TASK DESCRIPTION — Transcribe the records below exactly as they appear.

(Rows from a dataset)
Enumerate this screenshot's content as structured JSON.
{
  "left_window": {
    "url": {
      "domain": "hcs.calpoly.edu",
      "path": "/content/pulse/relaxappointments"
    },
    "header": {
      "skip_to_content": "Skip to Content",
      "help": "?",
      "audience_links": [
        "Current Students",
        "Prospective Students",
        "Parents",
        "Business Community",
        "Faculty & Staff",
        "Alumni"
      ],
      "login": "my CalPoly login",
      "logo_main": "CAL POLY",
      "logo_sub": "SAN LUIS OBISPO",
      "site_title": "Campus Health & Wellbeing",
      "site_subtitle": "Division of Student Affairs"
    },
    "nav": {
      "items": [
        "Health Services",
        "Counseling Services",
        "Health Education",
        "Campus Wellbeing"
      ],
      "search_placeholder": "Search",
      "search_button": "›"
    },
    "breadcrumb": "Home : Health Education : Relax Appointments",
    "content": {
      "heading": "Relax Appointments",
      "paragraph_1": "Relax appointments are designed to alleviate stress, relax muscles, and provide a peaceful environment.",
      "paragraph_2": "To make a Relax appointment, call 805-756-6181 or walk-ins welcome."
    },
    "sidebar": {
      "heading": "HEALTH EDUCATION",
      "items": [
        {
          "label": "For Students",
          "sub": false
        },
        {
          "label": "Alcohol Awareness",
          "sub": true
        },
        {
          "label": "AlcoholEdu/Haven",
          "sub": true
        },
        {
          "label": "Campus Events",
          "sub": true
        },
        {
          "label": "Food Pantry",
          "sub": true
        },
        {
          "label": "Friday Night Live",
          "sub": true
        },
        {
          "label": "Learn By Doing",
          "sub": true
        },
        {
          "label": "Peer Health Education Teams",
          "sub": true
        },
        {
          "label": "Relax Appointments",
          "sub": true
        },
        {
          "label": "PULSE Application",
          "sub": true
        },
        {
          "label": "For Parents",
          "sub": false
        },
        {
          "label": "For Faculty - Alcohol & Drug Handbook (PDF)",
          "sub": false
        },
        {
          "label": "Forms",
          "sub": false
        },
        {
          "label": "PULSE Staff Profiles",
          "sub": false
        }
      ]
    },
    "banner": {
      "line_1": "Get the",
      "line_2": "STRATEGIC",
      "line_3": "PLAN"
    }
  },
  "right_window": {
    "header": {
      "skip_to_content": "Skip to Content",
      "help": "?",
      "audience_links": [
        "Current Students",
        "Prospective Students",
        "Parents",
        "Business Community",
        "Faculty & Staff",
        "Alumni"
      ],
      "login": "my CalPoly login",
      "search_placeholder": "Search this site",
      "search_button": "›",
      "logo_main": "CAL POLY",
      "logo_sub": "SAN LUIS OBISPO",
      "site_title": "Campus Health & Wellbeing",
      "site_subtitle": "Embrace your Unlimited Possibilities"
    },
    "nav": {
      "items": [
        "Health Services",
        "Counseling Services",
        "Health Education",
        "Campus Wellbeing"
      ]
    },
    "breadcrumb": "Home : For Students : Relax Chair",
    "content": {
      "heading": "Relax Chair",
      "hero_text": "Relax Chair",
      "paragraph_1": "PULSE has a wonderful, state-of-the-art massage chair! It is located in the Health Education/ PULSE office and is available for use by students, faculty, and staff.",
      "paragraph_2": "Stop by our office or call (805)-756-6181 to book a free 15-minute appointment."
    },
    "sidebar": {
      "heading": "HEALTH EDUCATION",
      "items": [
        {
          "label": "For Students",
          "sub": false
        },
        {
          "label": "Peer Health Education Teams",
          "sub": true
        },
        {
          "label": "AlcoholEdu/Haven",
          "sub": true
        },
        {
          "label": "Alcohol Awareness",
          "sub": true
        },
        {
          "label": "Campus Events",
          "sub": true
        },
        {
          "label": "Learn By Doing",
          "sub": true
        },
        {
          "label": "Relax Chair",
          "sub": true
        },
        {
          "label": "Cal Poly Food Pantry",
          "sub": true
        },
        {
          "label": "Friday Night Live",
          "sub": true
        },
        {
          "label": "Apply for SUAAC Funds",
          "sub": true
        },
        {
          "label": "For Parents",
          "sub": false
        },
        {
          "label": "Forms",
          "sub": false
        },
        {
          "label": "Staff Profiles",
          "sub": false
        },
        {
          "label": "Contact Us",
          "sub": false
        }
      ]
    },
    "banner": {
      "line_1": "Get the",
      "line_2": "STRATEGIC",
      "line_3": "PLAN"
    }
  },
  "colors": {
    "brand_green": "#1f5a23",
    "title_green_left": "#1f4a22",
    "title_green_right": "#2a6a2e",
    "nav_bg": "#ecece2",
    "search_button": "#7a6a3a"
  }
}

THE ANSWER —
Enumerate this screenshot's content as structured JSON.
{
  "left_window": {
    "url": {
      "domain": "hcs.calpoly.edu",
      "path": "/content/pulse/relaxappointments"
    },
    "header": {
      "skip_to_content": "Skip to Content",
      "help": "?",
      "audience_links": [
        "Current Students",
        "Prospective Students",
        "Parents",
        "Business Community",
        "Faculty & Staff",
        "Alumni"
      ],
      "login": "my CalPoly login",
      "logo_main": "CAL POLY",
      "logo_sub": "SAN LUIS OBISPO",
      "site_title": "Campus Health & Wellbeing",
      "site_subtitle": "Division of Student Affairs"
    },
    "nav": {
      "items": [
        "Health Services",
        "Counseling Services",
        "Health Education",
        "Campus Wellbeing"
      ],
      "search_placeholder": "Search",
      "search_button": "›"
    },
    "breadcrumb": "Home : Health Education : Relax Appointments",
    "content": {
      "heading": "Relax Appointments",
      "paragraph_1": "Relax appointments are designed to alleviate stress, relax muscles, and provide a peaceful environment.",
      "paragraph_2": "To make a Relax appointment, call 805-756-6181 or walk-ins welcome."
    },
    "sidebar": {
      "heading": "HEALTH EDUCATION",
      "items": [
        {
          "label": "For Students",
          "sub": false
        },
        {
          "label": "Alcohol Awareness",
          "sub": true
        },
        {
          "label": "AlcoholEdu/Haven",
          "sub": true
        },
        {
          "label": "Campus Events",
          "sub": true
        },
        {
          "label": "Food Pantry",
          "sub": true
        },
        {
          "label": "Friday Night Live",
          "sub": true
        },
        {
          "label": "Learn By Doing",
          "sub": true
        },
        {
          "label": "Peer Health Education Teams",
          "sub": true
        },
        {
          "label": "Relax Appointments",
          "sub": true
        },
        {
          "label": "PULSE Application",
          "sub": true
        },
        {
          "label": "For Parents",
          "sub": false
        },
        {
          "label": "For Faculty - Alcohol & Drug Handbook (PDF)",
          "sub": false
        },
        {
          "label": "Forms",
          "sub": false
        },
        {
          "label": "PULSE Staff Profiles",
          "sub": false
        }
      ]
    },
    "banner": {
      "line_1": "Get the",
      "line_2": "STRATEGIC",
      "line_3": "PLAN"
    }
  },
  "right_window": {
    "header": {
      "skip_to_content": "Skip to Content",
      "help": "?",
      "audience_links": [
        "Current Students",
        "Prospective Students",
        "Parents",
        "Business Community",
        "Faculty & Staff",
        "Alumni"
      ],
      "login": "my CalPoly login",
      "search_placeholder": "Search this site",
      "search_button": "›",
      "logo_main": "CAL POLY",
      "logo_sub": "SAN LUIS OBISPO",
      "site_title": "Campus Health & Wellbeing",
      "site_subtitle": "Embrace your Unlimited Possibilities"
    },
    "nav": {
      "items": [
        "Health Services",
        "Counseling Services",
        "Health Education",
        "Campus Wellbeing"
      ]
    },
    "breadcrumb": "Home : For Students : Relax Chair",
    "content": {
      "heading": "Relax Chair",
      "hero_text": "Relax Chair",
      "paragraph_1": "PULSE has a wonderful, state-of-the-art massage chair! It is located in the Health Education/ PULSE office and is available for use by students, faculty, and staff.",
      "paragraph_2": "Stop by our office or call (805)-756-6181 to book a free 15-minute appointment."
    },
    "sidebar": {
      "heading": "HEALTH EDUCATION",
      "items": [
        {
          "label": "For Students",
          "sub": false
        },
        {
          "label": "Peer Health Education Teams",
          "sub": true
        },
        {
          "label": "AlcoholEdu/Haven",
          "sub": true
        },
        {
          "label": "Alcohol Awareness",
          "sub": true
        },
        {
          "label": "Campus Events",
          "sub": true
        },
        {
          "label": "Learn By Doing",
          "sub": true
        },
        {
          "label": "Relax Chair",
          "sub": true
        },
        {
          "label": "Cal Poly Food Pantry",
          "sub": true
        },
        {
          "label": "Friday Night Live",
          "sub": true
        },
        {
          "label": "Apply for SUAAC Funds",
          "sub": true
        },
        {
          "label": "For Parents",
          "sub": false
        },
        {
          "label": "Forms",
          "sub": false
        },
        {
          "label": "Staff Profiles",
          "sub": false
        },
        {
          "label": "Contact Us",
          "sub": false
        }
      ]
    },
    "banner": {
      "line_1": "Get the",
      "line_2": "STRATEGIC",
      "line_3": "PLAN"
    }
  },
  "colors": {
    "brand_green": "#1f5a23",
    "title_green_left": "#1f4a22",
    "title_green_right": "#2a6a2e",
    "nav_bg": "#ecece2",
    "search_button": "#7a6a3a"
  }
}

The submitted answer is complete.